* Start *
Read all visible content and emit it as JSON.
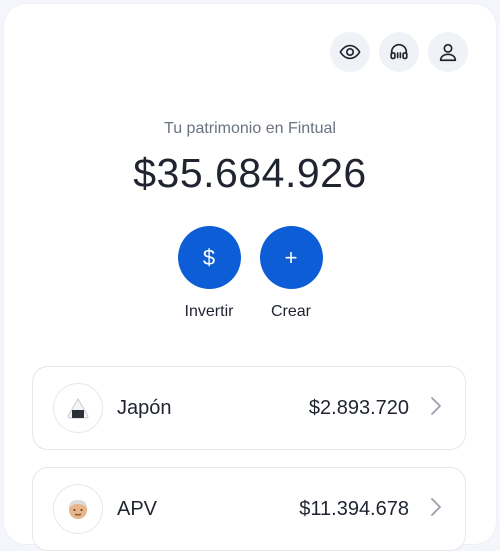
{
  "header": {
    "icons": [
      "eye-icon",
      "headset-icon",
      "user-icon"
    ]
  },
  "summary": {
    "subtitle": "Tu patrimonio en Fintual",
    "total": "$35.684.926"
  },
  "actions": [
    {
      "symbol": "$",
      "label": "Invertir"
    },
    {
      "symbol": "+",
      "label": "Crear"
    }
  ],
  "goals": [
    {
      "name": "Japón",
      "amount": "$2.893.720",
      "icon": "onigiri-icon"
    },
    {
      "name": "APV",
      "amount": "$11.394.678",
      "icon": "elderly-face-icon"
    }
  ],
  "colors": {
    "accent": "#0d5ed6",
    "icon_bg": "#eff2f7"
  }
}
* End *
§ **WRITTEN REQUEST**: Strip out the pictures and quote the remaining data word for word.

§ **FINISHED EXERCISE**:
Read all visible content and emit it as JSON.
{
  "header": {
    "icons": [
      "eye-icon",
      "headset-icon",
      "user-icon"
    ]
  },
  "summary": {
    "subtitle": "Tu patrimonio en Fintual",
    "total": "$35.684.926"
  },
  "actions": [
    {
      "symbol": "$",
      "label": "Invertir"
    },
    {
      "symbol": "+",
      "label": "Crear"
    }
  ],
  "goals": [
    {
      "name": "Japón",
      "amount": "$2.893.720",
      "icon": "onigiri-icon"
    },
    {
      "name": "APV",
      "amount": "$11.394.678",
      "icon": "elderly-face-icon"
    }
  ],
  "colors": {
    "accent": "#0d5ed6",
    "icon_bg": "#eff2f7"
  }
}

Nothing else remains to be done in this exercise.